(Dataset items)
------------------------------------
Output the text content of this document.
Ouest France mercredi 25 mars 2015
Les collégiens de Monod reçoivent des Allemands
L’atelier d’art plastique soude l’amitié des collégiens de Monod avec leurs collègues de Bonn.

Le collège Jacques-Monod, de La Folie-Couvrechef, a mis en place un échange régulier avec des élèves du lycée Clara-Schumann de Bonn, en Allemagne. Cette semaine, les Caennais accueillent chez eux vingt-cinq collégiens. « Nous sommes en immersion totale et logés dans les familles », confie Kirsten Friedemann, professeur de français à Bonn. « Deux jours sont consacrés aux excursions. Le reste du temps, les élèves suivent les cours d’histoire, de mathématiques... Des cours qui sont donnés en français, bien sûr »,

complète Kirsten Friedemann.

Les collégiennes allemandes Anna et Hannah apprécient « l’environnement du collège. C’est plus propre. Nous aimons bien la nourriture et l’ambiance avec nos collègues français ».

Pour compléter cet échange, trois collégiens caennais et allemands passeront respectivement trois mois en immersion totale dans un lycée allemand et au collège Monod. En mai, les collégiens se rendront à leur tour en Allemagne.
------------------------------------
_Required task:_ Retype all of the material, keeping each line exact.

_Output:_
Output the text content of this document.
Ouest France mercredi 25 mars 2015
Les collégiens de Monod reçoivent des Allemands
L’atelier d’art plastique soude l’amitié des collégiens de Monod avec leurs collègues de Bonn.

Le collège Jacques-Monod, de La Folie-Couvrechef, a mis en place un échange régulier avec des élèves du lycée Clara-Schumann de Bonn, en Allemagne. Cette semaine, les Caennais accueillent chez eux vingt-cinq collégiens. « Nous sommes en immersion totale et logés dans les familles », confie Kirsten Friedemann, professeur de français à Bonn. « Deux jours sont consacrés aux excursions. Le reste du temps, les élèves suivent les cours d’histoire, de mathématiques... Des cours qui sont donnés en français, bien sûr »,

complète Kirsten Friedemann.

Les collégiennes allemandes Anna et Hannah apprécient « l’environnement du collège. C’est plus propre. Nous aimons bien la nourriture et l’ambiance avec nos collègues français ».

Pour compléter cet échange, trois collégiens caennais et allemands passeront respectivement trois mois en immersion totale dans un lycée allemand et au collège Monod. En mai, les collégiens se rendront à leur tour en Allemagne.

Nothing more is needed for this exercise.